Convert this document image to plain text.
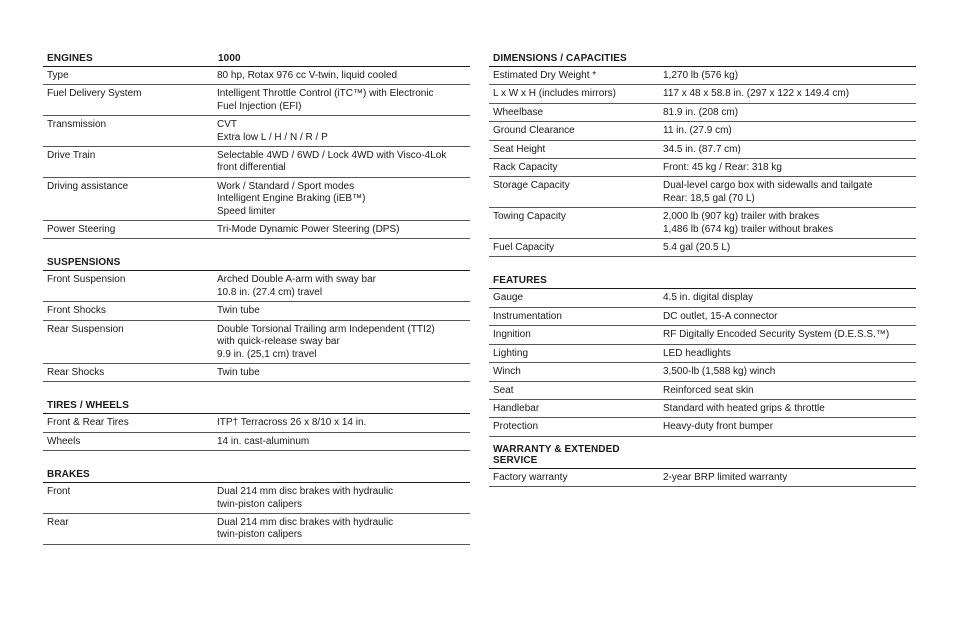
ENGINES	1000
Type	80 hp, Rotax 976 cc V-twin, liquid cooled
Fuel Delivery System	Intelligent Throttle Control (iTC™) with Electronic
Fuel Injection (EFI)
Transmission	CVT
Extra low L / H / N / R / P
Drive Train	Selectable 4WD / 6WD / Lock 4WD with Visco-4Lok
front differential
Driving assistance	Work / Standard / Sport modes
Intelligent Engine Braking (iEB™)
Speed limiter
Power Steering	Tri-Mode Dynamic Power Steering (DPS)
SUSPENSIONS
Front Suspension	Arched Double A-arm with sway bar
10.8 in. (27.4 cm) travel
Front Shocks	Twin tube
Rear Suspension	Double Torsional Trailing arm Independent (TTI2)
with quick-release sway bar
9.9 in. (25,1 cm) travel
Rear Shocks	Twin tube
TIRES / WHEELS
Front & Rear Tires	ITP† Terracross 26 x 8/10 x 14 in.
Wheels	14 in. cast-aluminum
BRAKES
Front	Dual 214 mm disc brakes with hydraulic
twin-piston calipers
Rear	Dual 214 mm disc brakes with hydraulic
twin-piston calipers
DIMENSIONS / CAPACITIES
Estimated Dry Weight *	1,270 lb (576 kg)
L x W x H (includes mirrors)	117 x 48 x 58.8 in. (297 x 122 x 149.4 cm)
Wheelbase	81.9 in. (208 cm)
Ground Clearance	11 in. (27.9 cm)
Seat Height	34.5 in. (87.7 cm)
Rack Capacity	Front: 45 kg / Rear: 318 kg
Storage Capacity	Dual-level cargo box with sidewalls and tailgate
Rear: 18,5 gal (70 L)
Towing Capacity	2,000 lb (907 kg) trailer with brakes
1,486 lb (674 kg) trailer without brakes
Fuel Capacity	5.4 gal (20.5 L)
FEATURES
Gauge	4.5 in. digital display
Instrumentation	DC outlet, 15-A connector
Ingnition	RF Digitally Encoded Security System (D.E.S.S.™)
Lighting	LED headlights
Winch	3,500-lb (1,588 kg) winch
Seat	Reinforced seat skin
Handlebar	Standard with heated grips & throttle
Protection	Heavy-duty front bumper
WARRANTY & EXTENDED SERVICE
Factory warranty	2-year BRP limited warranty
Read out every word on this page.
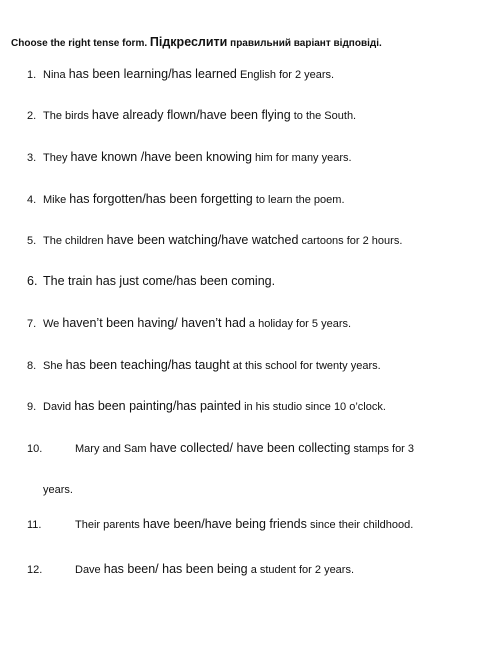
Choose the right tense form. Підкреслити правильний варіант відповіді.
1. Nina has been learning/has learned English for 2 years.
2. The birds have already flown/have been flying to the South.
3. They have known /have been knowing him for many years.
4. Mike has forgotten/has been forgetting to learn the poem.
5. The children have been watching/have watched cartoons for 2 hours.
6. The train has just come/has been coming.
7. We haven’t been having/ haven’t had a holiday for 5 years.
8. She has been teaching/has taught at this school for twenty years.
9. David has been painting/has painted in his studio since 10 o’clock.
10.	Mary and Sam have collected/ have been collecting stamps for 3
years.
11.	Their parents have been/have being friends since their childhood.
12.	Dave has been/ has been being a student for 2 years.
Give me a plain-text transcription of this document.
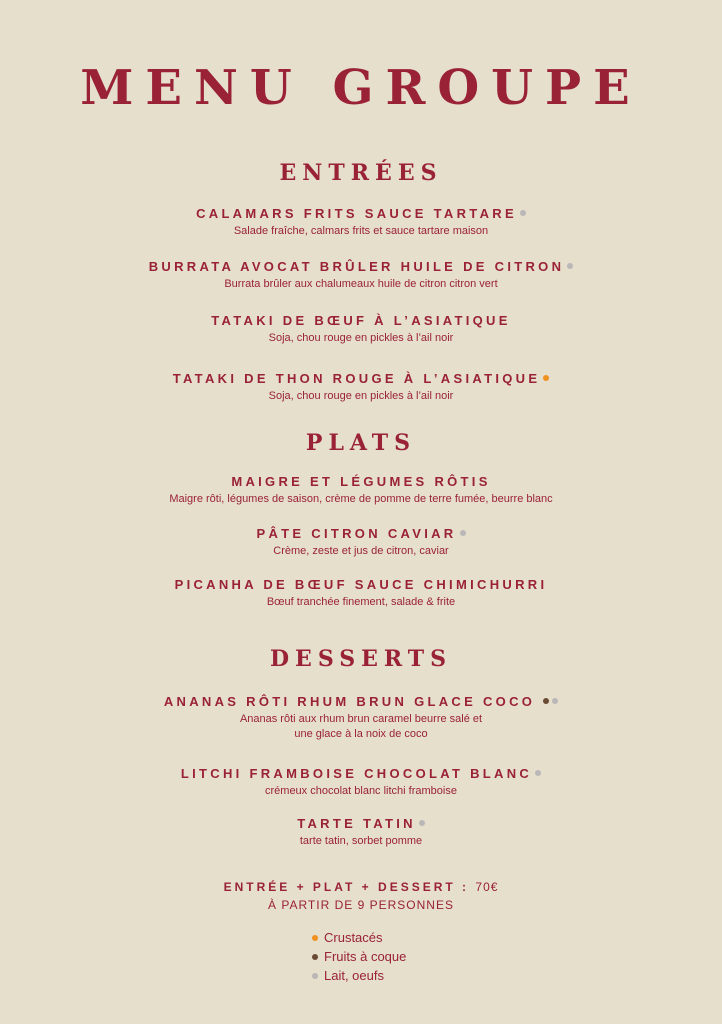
MENU GROUPE
ENTRÉES
CALAMARS FRITS SAUCE TARTARE
Salade fraîche, calmars frits et sauce tartare maison
BURRATA AVOCAT BRÛLER HUILE DE CITRON
Burrata brûler aux chalumeaux huile de citron citron vert
TATAKI DE BŒUF À L’ASIATIQUE
Soja, chou rouge en pickles à l’ail noir
TATAKI DE THON ROUGE À L’ASIATIQUE
Soja, chou rouge en pickles à l’ail noir
PLATS
MAIGRE ET LÉGUMES RÔTIS
Maigre rôti, légumes de saison, crème de pomme de terre fumée, beurre blanc
PÂTE CITRON CAVIAR
Crème, zeste et jus de citron, caviar
PICANHA DE BŒUF SAUCE CHIMICHURRI
Bœuf tranchée finement, salade & frite
DESSERTS
ANANAS RÔTI RHUM BRUN GLACE COCO
Ananas rôti aux rhum brun caramel beurre salé et
une glace à la noix de coco
LITCHI FRAMBOISE CHOCOLAT BLANC
crémeux chocolat blanc litchi framboise
TARTE TATIN
tarte tatin, sorbet pomme
ENTRÉE + PLAT + DESSERT : 70€
À PARTIR DE 9 PERSONNES
Crustacés
Fruits à coque
Lait, oeufs
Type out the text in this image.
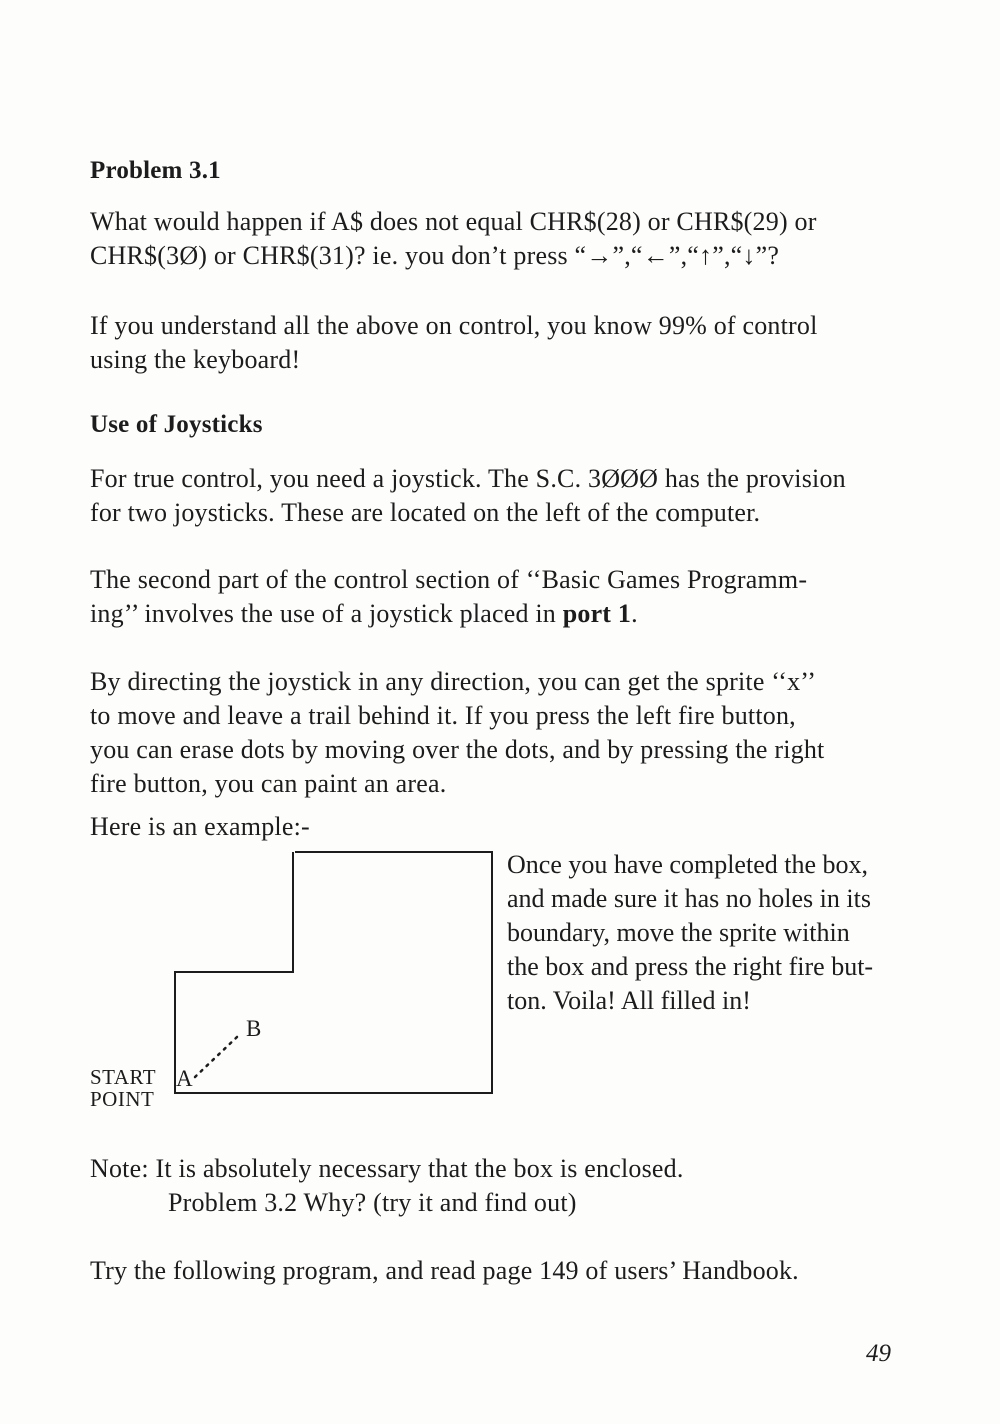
Problem 3.1

What would happen if A$ does not equal CHR$(28) or CHR$(29) or
CHR$(3Ø) or CHR$(31)? ie. you don’t press “→”,“←”,“↑”,“↓”?

If you understand all the above on control, you know 99% of control
using the keyboard!

Use of Joysticks

For true control, you need a joystick. The S.C. 3ØØØ has the provision
for two joysticks. These are located on the left of the computer.

The second part of the control section of ‘‘Basic Games Programm-
ing’’ involves the use of a joystick placed in port 1.

By directing the joystick in any direction, you can get the sprite ‘‘x’’
to move and leave a trail behind it. If you press the left fire button,
you can erase dots by moving over the dots, and by pressing the right
fire button, you can paint an area.

Here is an example:-

A
B
START
POINT
Once you have completed the box,
and made sure it has no holes in its
boundary, move the sprite within
the box and press the right fire but-
ton. Voila! All filled in!

Note: It is absolutely necessary that the box is enclosed.
Problem 3.2 Why? (try it and find out)

Try the following program, and read page 149 of users’ Handbook.

49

-=-=-

Quote the records in full and exactly; skip any image.

Convert this document image to plain text.
ENGINES	1000
Type	80 hp, Rotax 976 cc V-twin, liquid cooled
Fuel Delivery System	Intelligent Throttle Control (iTC™) with Electronic
Fuel Injection (EFI)
Transmission	CVT
Extra low L / H / N / R / P
Drive Train	Selectable 4WD / 6WD / Lock 4WD with Visco-4Lok
front differential
Driving assistance	Work / Standard / Sport modes
Intelligent Engine Braking (iEB™)
Speed limiter
Power Steering	Tri-Mode Dynamic Power Steering (DPS)
SUSPENSIONS
Front Suspension	Arched Double A-arm with sway bar
10.8 in. (27.4 cm) travel
Front Shocks	Twin tube
Rear Suspension	Double Torsional Trailing arm Independent (TTI2)
with quick-release sway bar
9.9 in. (25,1 cm) travel
Rear Shocks	Twin tube
TIRES / WHEELS
Front & Rear Tires	ITP† Terracross 26 x 8/10 x 14 in.
Wheels	14 in. cast-aluminum
BRAKES
Front	Dual 214 mm disc brakes with hydraulic
twin-piston calipers
Rear	Dual 214 mm disc brakes with hydraulic
twin-piston calipers
DIMENSIONS / CAPACITIES
Estimated Dry Weight *	1,270 lb (576 kg)
L x W x H (includes mirrors)	117 x 48 x 58.8 in. (297 x 122 x 149.4 cm)
Wheelbase	81.9 in. (208 cm)
Ground Clearance	11 in. (27.9 cm)
Seat Height	34.5 in. (87.7 cm)
Rack Capacity	Front: 45 kg / Rear: 318 kg
Storage Capacity	Dual-level cargo box with sidewalls and tailgate
Rear: 18,5 gal (70 L)
Towing Capacity	2,000 lb (907 kg) trailer with brakes
1,486 lb (674 kg) trailer without brakes
Fuel Capacity	5.4 gal (20.5 L)
FEATURES
Gauge	4.5 in. digital display
Instrumentation	DC outlet, 15-A connector
Ingnition	RF Digitally Encoded Security System (D.E.S.S.™)
Lighting	LED headlights
Winch	3,500-lb (1,588 kg) winch
Seat	Reinforced seat skin
Handlebar	Standard with heated grips & throttle
Protection	Heavy-duty front bumper
WARRANTY & EXTENDED SERVICE
Factory warranty	2-year BRP limited warranty
Read out every word on this page.
Choose the right tense form. Підкреслити правильний варіант відповіді.
1. Nina has been learning/has learned English for 2 years.
2. The birds have already flown/have been flying to the South.
3. They have known /have been knowing him for many years.
4. Mike has forgotten/has been forgetting to learn the poem.
5. The children have been watching/have watched cartoons for 2 hours.
6. The train has just come/has been coming.
7. We haven’t been having/ haven’t had a holiday for 5 years.
8. She has been teaching/has taught at this school for twenty years.
9. David has been painting/has painted in his studio since 10 o’clock.
10.	Mary and Sam have collected/ have been collecting stamps for 3
years.
11.	Their parents have been/have being friends since their childhood.
12.	Dave has been/ has been being a student for 2 years.
Give me a plain-text transcription of this document.
MENU GROUPE
ENTRÉES
CALAMARS FRITS SAUCE TARTARE
Salade fraîche, calmars frits et sauce tartare maison
BURRATA AVOCAT BRÛLER HUILE DE CITRON
Burrata brûler aux chalumeaux huile de citron citron vert
TATAKI DE BŒUF À L’ASIATIQUE
Soja, chou rouge en pickles à l’ail noir
TATAKI DE THON ROUGE À L’ASIATIQUE
Soja, chou rouge en pickles à l’ail noir
PLATS
MAIGRE ET LÉGUMES RÔTIS
Maigre rôti, légumes de saison, crème de pomme de terre fumée, beurre blanc
PÂTE CITRON CAVIAR
Crème, zeste et jus de citron, caviar
PICANHA DE BŒUF SAUCE CHIMICHURRI
Bœuf tranchée finement, salade & frite
DESSERTS
ANANAS RÔTI RHUM BRUN GLACE COCO
Ananas rôti aux rhum brun caramel beurre salé et
une glace à la noix de coco
LITCHI FRAMBOISE CHOCOLAT BLANC
crémeux chocolat blanc litchi framboise
TARTE TATIN
tarte tatin, sorbet pomme
ENTRÉE + PLAT + DESSERT : 70€
À PARTIR DE 9 PERSONNES
Crustacés
Fruits à coque
Lait, oeufs
Type out the text in this image.
Problem 3.1

What would happen if A$ does not equal CHR$(28) or CHR$(29) or
CHR$(3Ø) or CHR$(31)? ie. you don’t press “→”,“←”,“↑”,“↓”?

If you understand all the above on control, you know 99% of control
using the keyboard!

Use of Joysticks

For true control, you need a joystick. The S.C. 3ØØØ has the provision
for two joysticks. These are located on the left of the computer.

The second part of the control section of ‘‘Basic Games Programm-
ing’’ involves the use of a joystick placed in port 1.

By directing the joystick in any direction, you can get the sprite ‘‘x’’
to move and leave a trail behind it. If you press the left fire button,
you can erase dots by moving over the dots, and by pressing the right
fire button, you can paint an area.

Here is an example:-

A
B
START
POINT
Once you have completed the box,
and made sure it has no holes in its
boundary, move the sprite within
the box and press the right fire but-
ton. Voila! All filled in!

Note: It is absolutely necessary that the box is enclosed.
Problem 3.2 Why? (try it and find out)

Try the following program, and read page 149 of users’ Handbook.

49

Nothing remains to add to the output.